• [What to work on]
What follows is a listing; give it again exactly, in its entirety.

____ Material provided

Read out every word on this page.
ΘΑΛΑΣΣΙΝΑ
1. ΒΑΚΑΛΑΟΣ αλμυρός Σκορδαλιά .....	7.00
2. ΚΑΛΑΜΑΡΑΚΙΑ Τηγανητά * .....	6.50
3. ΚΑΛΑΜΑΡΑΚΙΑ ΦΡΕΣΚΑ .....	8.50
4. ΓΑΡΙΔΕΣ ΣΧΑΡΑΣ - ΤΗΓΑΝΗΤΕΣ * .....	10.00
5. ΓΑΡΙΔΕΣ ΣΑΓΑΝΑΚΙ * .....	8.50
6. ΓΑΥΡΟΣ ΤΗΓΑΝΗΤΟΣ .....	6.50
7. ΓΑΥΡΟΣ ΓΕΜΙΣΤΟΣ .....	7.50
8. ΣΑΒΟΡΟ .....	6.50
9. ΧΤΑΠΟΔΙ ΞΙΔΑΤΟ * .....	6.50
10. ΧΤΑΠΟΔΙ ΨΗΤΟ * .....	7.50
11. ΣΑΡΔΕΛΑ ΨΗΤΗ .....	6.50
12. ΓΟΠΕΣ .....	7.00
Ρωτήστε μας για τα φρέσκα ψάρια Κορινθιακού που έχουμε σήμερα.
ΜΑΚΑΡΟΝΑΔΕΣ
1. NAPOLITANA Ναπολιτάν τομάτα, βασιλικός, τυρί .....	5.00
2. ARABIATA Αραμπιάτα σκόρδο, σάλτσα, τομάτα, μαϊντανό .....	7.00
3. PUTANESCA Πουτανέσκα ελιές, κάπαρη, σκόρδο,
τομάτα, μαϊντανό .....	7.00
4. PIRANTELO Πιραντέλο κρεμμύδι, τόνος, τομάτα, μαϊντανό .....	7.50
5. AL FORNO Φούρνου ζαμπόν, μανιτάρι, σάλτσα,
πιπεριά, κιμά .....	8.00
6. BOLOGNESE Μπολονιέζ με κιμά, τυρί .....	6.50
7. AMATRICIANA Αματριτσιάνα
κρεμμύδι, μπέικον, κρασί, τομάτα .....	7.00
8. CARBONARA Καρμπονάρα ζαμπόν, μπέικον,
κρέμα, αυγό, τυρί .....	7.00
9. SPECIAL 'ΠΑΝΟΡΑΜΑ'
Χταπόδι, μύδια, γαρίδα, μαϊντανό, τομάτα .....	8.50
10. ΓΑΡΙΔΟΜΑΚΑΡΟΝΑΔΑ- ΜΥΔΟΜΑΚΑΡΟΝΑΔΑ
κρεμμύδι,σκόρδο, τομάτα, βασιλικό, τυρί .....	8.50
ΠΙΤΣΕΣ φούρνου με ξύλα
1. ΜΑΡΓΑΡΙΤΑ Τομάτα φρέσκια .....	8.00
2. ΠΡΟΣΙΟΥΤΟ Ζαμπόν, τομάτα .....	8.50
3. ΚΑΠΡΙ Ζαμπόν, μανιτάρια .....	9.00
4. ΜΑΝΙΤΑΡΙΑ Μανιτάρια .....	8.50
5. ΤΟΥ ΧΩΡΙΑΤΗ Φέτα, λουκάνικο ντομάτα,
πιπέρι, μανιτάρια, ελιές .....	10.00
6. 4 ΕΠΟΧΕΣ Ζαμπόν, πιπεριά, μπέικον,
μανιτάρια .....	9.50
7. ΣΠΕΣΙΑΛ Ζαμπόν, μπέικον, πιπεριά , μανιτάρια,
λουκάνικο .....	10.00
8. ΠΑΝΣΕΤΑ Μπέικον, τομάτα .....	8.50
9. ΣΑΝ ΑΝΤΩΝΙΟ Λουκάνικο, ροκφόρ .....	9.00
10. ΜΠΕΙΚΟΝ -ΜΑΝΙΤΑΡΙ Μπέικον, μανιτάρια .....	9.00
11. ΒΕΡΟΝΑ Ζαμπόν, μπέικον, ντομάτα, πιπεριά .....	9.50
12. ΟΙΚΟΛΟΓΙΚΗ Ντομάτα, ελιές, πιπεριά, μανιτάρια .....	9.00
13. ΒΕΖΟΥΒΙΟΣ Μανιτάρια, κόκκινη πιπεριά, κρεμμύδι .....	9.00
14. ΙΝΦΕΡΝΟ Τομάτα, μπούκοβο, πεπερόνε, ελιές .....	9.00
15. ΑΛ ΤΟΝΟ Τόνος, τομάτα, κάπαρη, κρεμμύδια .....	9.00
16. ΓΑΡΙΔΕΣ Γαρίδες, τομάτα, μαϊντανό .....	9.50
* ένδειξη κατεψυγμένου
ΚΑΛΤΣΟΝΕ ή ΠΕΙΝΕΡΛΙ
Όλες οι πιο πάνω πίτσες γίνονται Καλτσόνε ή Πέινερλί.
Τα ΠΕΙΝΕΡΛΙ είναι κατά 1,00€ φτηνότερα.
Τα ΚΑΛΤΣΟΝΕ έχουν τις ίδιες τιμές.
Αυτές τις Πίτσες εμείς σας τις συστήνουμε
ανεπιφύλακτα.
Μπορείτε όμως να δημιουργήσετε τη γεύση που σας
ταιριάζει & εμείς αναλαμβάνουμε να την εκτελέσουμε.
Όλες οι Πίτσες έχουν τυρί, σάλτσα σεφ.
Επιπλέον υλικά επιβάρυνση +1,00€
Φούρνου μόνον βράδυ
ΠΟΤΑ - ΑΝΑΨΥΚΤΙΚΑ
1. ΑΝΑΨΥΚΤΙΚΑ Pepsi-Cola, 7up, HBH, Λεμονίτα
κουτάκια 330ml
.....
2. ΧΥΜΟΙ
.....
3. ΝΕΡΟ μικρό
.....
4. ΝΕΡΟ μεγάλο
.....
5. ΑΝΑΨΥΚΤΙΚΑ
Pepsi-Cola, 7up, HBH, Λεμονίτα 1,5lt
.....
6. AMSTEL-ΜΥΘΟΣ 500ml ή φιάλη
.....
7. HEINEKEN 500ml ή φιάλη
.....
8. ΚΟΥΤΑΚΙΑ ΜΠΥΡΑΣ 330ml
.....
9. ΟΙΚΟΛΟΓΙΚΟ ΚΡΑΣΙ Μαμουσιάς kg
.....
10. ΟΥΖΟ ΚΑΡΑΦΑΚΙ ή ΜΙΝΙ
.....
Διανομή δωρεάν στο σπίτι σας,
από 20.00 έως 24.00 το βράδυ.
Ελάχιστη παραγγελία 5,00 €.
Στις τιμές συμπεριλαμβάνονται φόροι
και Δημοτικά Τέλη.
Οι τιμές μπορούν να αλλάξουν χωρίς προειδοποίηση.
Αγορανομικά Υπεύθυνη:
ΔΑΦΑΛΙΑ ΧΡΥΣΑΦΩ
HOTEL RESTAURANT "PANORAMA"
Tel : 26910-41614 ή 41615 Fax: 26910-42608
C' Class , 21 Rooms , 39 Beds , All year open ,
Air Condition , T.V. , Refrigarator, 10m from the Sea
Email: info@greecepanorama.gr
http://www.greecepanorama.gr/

________

• [Response]
Read out every word on this page.
ΘΑΛΑΣΣΙΝΑ
1. ΒΑΚΑΛΑΟΣ αλμυρός Σκορδαλιά .....	7.00
2. ΚΑΛΑΜΑΡΑΚΙΑ Τηγανητά * .....	6.50
3. ΚΑΛΑΜΑΡΑΚΙΑ ΦΡΕΣΚΑ .....	8.50
4. ΓΑΡΙΔΕΣ ΣΧΑΡΑΣ - ΤΗΓΑΝΗΤΕΣ * .....	10.00
5. ΓΑΡΙΔΕΣ ΣΑΓΑΝΑΚΙ * .....	8.50
6. ΓΑΥΡΟΣ ΤΗΓΑΝΗΤΟΣ .....	6.50
7. ΓΑΥΡΟΣ ΓΕΜΙΣΤΟΣ .....	7.50
8. ΣΑΒΟΡΟ .....	6.50
9. ΧΤΑΠΟΔΙ ΞΙΔΑΤΟ * .....	6.50
10. ΧΤΑΠΟΔΙ ΨΗΤΟ * .....	7.50
11. ΣΑΡΔΕΛΑ ΨΗΤΗ .....	6.50
12. ΓΟΠΕΣ .....	7.00
Ρωτήστε μας για τα φρέσκα ψάρια Κορινθιακού που έχουμε σήμερα.
ΜΑΚΑΡΟΝΑΔΕΣ
1. NAPOLITANA Ναπολιτάν τομάτα, βασιλικός, τυρί .....	5.00
2. ARABIATA Αραμπιάτα σκόρδο, σάλτσα, τομάτα, μαϊντανό .....	7.00
3. PUTANESCA Πουτανέσκα ελιές, κάπαρη, σκόρδο,
τομάτα, μαϊντανό .....	7.00
4. PIRANTELO Πιραντέλο κρεμμύδι, τόνος, τομάτα, μαϊντανό .....	7.50
5. AL FORNO Φούρνου ζαμπόν, μανιτάρι, σάλτσα,
πιπεριά, κιμά .....	8.00
6. BOLOGNESE Μπολονιέζ με κιμά, τυρί .....	6.50
7. AMATRICIANA Αματριτσιάνα
κρεμμύδι, μπέικον, κρασί, τομάτα .....	7.00
8. CARBONARA Καρμπονάρα ζαμπόν, μπέικον,
κρέμα, αυγό, τυρί .....	7.00
9. SPECIAL 'ΠΑΝΟΡΑΜΑ'
Χταπόδι, μύδια, γαρίδα, μαϊντανό, τομάτα .....	8.50
10. ΓΑΡΙΔΟΜΑΚΑΡΟΝΑΔΑ- ΜΥΔΟΜΑΚΑΡΟΝΑΔΑ
κρεμμύδι,σκόρδο, τομάτα, βασιλικό, τυρί .....	8.50
ΠΙΤΣΕΣ φούρνου με ξύλα
1. ΜΑΡΓΑΡΙΤΑ Τομάτα φρέσκια .....	8.00
2. ΠΡΟΣΙΟΥΤΟ Ζαμπόν, τομάτα .....	8.50
3. ΚΑΠΡΙ Ζαμπόν, μανιτάρια .....	9.00
4. ΜΑΝΙΤΑΡΙΑ Μανιτάρια .....	8.50
5. ΤΟΥ ΧΩΡΙΑΤΗ Φέτα, λουκάνικο ντομάτα,
πιπέρι, μανιτάρια, ελιές .....	10.00
6. 4 ΕΠΟΧΕΣ Ζαμπόν, πιπεριά, μπέικον,
μανιτάρια .....	9.50
7. ΣΠΕΣΙΑΛ Ζαμπόν, μπέικον, πιπεριά , μανιτάρια,
λουκάνικο .....	10.00
8. ΠΑΝΣΕΤΑ Μπέικον, τομάτα .....	8.50
9. ΣΑΝ ΑΝΤΩΝΙΟ Λουκάνικο, ροκφόρ .....	9.00
10. ΜΠΕΙΚΟΝ -ΜΑΝΙΤΑΡΙ Μπέικον, μανιτάρια .....	9.00
11. ΒΕΡΟΝΑ Ζαμπόν, μπέικον, ντομάτα, πιπεριά .....	9.50
12. ΟΙΚΟΛΟΓΙΚΗ Ντομάτα, ελιές, πιπεριά, μανιτάρια .....	9.00
13. ΒΕΖΟΥΒΙΟΣ Μανιτάρια, κόκκινη πιπεριά, κρεμμύδι .....	9.00
14. ΙΝΦΕΡΝΟ Τομάτα, μπούκοβο, πεπερόνε, ελιές .....	9.00
15. ΑΛ ΤΟΝΟ Τόνος, τομάτα, κάπαρη, κρεμμύδια .....	9.00
16. ΓΑΡΙΔΕΣ Γαρίδες, τομάτα, μαϊντανό .....	9.50
* ένδειξη κατεψυγμένου
ΚΑΛΤΣΟΝΕ ή ΠΕΙΝΕΡΛΙ
Όλες οι πιο πάνω πίτσες γίνονται Καλτσόνε ή Πέινερλί.
Τα ΠΕΙΝΕΡΛΙ είναι κατά 1,00€ φτηνότερα.
Τα ΚΑΛΤΣΟΝΕ έχουν τις ίδιες τιμές.
Αυτές τις Πίτσες εμείς σας τις συστήνουμε
ανεπιφύλακτα.
Μπορείτε όμως να δημιουργήσετε τη γεύση που σας
ταιριάζει & εμείς αναλαμβάνουμε να την εκτελέσουμε.
Όλες οι Πίτσες έχουν τυρί, σάλτσα σεφ.
Επιπλέον υλικά επιβάρυνση +1,00€
Φούρνου μόνον βράδυ
ΠΟΤΑ - ΑΝΑΨΥΚΤΙΚΑ
1. ΑΝΑΨΥΚΤΙΚΑ Pepsi-Cola, 7up, HBH, Λεμονίτα
κουτάκια 330ml
.....
2. ΧΥΜΟΙ
.....
3. ΝΕΡΟ μικρό
.....
4. ΝΕΡΟ μεγάλο
.....
5. ΑΝΑΨΥΚΤΙΚΑ
Pepsi-Cola, 7up, HBH, Λεμονίτα 1,5lt
.....
6. AMSTEL-ΜΥΘΟΣ 500ml ή φιάλη
.....
7. HEINEKEN 500ml ή φιάλη
.....
8. ΚΟΥΤΑΚΙΑ ΜΠΥΡΑΣ 330ml
.....
9. ΟΙΚΟΛΟΓΙΚΟ ΚΡΑΣΙ Μαμουσιάς kg
.....
10. ΟΥΖΟ ΚΑΡΑΦΑΚΙ ή ΜΙΝΙ
.....
Διανομή δωρεάν στο σπίτι σας,
από 20.00 έως 24.00 το βράδυ.
Ελάχιστη παραγγελία 5,00 €.
Στις τιμές συμπεριλαμβάνονται φόροι
και Δημοτικά Τέλη.
Οι τιμές μπορούν να αλλάξουν χωρίς προειδοποίηση.
Αγορανομικά Υπεύθυνη:
ΔΑΦΑΛΙΑ ΧΡΥΣΑΦΩ
HOTEL RESTAURANT "PANORAMA"
Tel : 26910-41614 ή 41615 Fax: 26910-42608
C' Class , 21 Rooms , 39 Beds , All year open ,
Air Condition , T.V. , Refrigarator, 10m from the Sea
Email: info@greecepanorama.gr
http://www.greecepanorama.gr/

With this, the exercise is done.